### Objective
Return all lines that include the string "ZAPOTLENSE".

### Data supplied
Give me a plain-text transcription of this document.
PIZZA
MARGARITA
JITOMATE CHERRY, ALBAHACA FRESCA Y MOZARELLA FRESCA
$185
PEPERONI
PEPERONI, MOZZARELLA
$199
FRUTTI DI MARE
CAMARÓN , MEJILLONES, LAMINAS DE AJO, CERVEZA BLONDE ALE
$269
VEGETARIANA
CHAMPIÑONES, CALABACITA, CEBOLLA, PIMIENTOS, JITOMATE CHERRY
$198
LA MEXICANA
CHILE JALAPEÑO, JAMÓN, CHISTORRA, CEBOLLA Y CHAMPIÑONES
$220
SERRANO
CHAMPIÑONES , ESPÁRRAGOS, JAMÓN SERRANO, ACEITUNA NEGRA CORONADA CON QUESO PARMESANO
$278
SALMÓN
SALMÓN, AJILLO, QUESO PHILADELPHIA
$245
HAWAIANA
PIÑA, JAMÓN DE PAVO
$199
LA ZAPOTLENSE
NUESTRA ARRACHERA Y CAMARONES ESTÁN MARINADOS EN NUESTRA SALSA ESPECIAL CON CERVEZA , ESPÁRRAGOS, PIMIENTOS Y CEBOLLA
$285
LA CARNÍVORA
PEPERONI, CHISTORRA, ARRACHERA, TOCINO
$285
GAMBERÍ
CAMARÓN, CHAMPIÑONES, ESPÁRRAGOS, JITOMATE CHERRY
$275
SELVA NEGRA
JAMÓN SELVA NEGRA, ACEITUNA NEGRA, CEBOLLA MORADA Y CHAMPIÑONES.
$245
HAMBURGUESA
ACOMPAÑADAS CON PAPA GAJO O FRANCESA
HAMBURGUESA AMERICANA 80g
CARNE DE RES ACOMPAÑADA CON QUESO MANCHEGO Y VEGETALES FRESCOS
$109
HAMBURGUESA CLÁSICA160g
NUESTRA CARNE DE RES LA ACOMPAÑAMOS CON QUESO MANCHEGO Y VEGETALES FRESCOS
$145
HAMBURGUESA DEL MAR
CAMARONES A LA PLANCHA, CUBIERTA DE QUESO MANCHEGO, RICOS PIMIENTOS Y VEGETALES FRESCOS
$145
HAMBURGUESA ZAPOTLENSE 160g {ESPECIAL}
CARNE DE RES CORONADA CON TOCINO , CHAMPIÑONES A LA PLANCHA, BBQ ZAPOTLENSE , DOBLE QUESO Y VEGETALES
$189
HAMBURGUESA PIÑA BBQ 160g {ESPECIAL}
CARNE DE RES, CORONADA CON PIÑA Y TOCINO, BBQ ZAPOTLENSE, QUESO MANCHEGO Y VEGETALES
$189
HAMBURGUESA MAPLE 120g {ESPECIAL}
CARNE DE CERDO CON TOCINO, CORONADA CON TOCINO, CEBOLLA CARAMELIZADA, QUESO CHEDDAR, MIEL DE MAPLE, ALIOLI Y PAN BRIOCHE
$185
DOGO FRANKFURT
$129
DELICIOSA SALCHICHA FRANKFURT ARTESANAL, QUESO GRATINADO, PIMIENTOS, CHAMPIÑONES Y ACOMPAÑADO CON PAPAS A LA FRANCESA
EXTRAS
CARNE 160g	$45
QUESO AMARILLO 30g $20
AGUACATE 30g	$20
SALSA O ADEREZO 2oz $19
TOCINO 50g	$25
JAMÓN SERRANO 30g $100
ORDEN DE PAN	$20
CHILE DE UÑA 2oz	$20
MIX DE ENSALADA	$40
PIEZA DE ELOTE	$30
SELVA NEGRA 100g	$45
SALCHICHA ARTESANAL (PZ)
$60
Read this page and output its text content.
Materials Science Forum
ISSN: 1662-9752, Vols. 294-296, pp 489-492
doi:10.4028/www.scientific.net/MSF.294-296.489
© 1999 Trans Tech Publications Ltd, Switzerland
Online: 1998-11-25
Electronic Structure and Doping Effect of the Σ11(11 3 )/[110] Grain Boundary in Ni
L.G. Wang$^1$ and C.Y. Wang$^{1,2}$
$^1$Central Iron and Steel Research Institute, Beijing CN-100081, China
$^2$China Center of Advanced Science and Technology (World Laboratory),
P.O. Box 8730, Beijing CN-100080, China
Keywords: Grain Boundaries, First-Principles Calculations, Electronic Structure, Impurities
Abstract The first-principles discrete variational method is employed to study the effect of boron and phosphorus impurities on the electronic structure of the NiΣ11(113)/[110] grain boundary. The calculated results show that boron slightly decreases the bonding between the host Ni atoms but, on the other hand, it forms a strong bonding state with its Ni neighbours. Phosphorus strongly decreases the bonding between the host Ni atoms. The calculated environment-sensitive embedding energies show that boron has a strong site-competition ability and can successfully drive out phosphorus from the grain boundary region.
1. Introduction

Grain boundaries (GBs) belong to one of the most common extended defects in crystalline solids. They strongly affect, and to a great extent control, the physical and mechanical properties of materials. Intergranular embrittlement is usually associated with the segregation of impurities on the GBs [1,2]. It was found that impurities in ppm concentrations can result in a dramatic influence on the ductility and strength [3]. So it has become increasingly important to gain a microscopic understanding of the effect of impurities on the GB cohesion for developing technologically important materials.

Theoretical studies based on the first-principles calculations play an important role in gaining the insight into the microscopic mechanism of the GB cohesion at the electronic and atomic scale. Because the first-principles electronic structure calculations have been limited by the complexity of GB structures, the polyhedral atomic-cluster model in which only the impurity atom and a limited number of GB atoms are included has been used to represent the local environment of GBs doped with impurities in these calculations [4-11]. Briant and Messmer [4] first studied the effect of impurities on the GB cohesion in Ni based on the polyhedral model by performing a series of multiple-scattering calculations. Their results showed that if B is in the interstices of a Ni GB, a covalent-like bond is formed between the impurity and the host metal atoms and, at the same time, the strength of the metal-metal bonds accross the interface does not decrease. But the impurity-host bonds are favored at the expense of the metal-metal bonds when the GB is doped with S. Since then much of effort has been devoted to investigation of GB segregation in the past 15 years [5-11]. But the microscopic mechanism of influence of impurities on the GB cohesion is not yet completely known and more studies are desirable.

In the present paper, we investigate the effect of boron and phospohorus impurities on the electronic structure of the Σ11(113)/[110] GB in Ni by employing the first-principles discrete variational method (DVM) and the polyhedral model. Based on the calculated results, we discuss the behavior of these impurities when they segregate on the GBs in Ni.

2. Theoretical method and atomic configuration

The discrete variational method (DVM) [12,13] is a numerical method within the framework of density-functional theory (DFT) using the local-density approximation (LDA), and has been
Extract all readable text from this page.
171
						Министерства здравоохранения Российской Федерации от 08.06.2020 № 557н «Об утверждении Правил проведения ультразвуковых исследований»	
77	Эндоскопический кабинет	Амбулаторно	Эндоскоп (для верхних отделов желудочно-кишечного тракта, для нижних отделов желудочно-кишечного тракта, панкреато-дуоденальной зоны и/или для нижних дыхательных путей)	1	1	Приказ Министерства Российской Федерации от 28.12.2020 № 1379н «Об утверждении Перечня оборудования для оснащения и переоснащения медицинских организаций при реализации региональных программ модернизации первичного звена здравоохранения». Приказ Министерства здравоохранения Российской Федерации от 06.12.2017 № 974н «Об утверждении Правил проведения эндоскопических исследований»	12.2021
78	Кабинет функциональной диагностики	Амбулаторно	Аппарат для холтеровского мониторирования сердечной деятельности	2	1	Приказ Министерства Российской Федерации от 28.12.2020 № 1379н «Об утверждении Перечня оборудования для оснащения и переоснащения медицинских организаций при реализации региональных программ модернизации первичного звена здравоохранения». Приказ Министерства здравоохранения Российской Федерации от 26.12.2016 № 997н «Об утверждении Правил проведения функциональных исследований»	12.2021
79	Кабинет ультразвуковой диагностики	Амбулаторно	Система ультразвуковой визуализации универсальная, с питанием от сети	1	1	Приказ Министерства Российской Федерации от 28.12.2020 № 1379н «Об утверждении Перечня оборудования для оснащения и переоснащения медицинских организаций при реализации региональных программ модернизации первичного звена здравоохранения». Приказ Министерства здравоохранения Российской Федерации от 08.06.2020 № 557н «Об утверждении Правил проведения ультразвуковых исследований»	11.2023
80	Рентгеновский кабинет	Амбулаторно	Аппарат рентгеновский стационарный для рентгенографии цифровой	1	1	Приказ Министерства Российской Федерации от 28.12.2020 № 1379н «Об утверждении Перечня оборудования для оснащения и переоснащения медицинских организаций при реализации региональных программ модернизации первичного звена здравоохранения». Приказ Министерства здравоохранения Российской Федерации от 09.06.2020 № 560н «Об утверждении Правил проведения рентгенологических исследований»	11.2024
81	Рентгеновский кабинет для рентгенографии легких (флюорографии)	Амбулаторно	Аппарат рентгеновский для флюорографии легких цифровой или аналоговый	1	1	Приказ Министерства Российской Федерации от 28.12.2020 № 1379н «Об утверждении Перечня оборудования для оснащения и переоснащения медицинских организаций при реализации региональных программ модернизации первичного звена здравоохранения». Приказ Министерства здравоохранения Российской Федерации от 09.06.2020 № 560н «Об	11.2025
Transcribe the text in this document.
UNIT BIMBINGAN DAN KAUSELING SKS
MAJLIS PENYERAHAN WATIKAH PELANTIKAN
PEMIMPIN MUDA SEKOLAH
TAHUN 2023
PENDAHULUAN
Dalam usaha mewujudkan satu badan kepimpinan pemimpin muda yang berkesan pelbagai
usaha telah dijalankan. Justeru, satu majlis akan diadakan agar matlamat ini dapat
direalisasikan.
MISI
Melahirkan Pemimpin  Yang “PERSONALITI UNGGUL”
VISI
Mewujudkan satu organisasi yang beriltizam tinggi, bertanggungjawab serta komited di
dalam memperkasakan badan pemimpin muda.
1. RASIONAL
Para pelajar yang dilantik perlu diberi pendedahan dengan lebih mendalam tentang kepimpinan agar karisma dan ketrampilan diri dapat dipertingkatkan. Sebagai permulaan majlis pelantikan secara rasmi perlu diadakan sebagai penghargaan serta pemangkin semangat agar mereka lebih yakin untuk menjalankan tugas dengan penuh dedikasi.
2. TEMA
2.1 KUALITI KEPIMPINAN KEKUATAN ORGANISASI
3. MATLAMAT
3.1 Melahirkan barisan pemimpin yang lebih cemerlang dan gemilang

### Exercise answer
LA ZAPOTLENSE
HAMBURGUESA ZAPOTLENSE 160g {ESPECIAL}
CARNE DE RES CORONADA CON TOCINO , CHAMPIÑONES A LA PLANCHA, BBQ ZAPOTLENSE , DOBLE QUESO Y VEGETALES
CARNE DE RES, CORONADA CON PIÑA Y TOCINO, BBQ ZAPOTLENSE, QUESO MANCHEGO Y VEGETALES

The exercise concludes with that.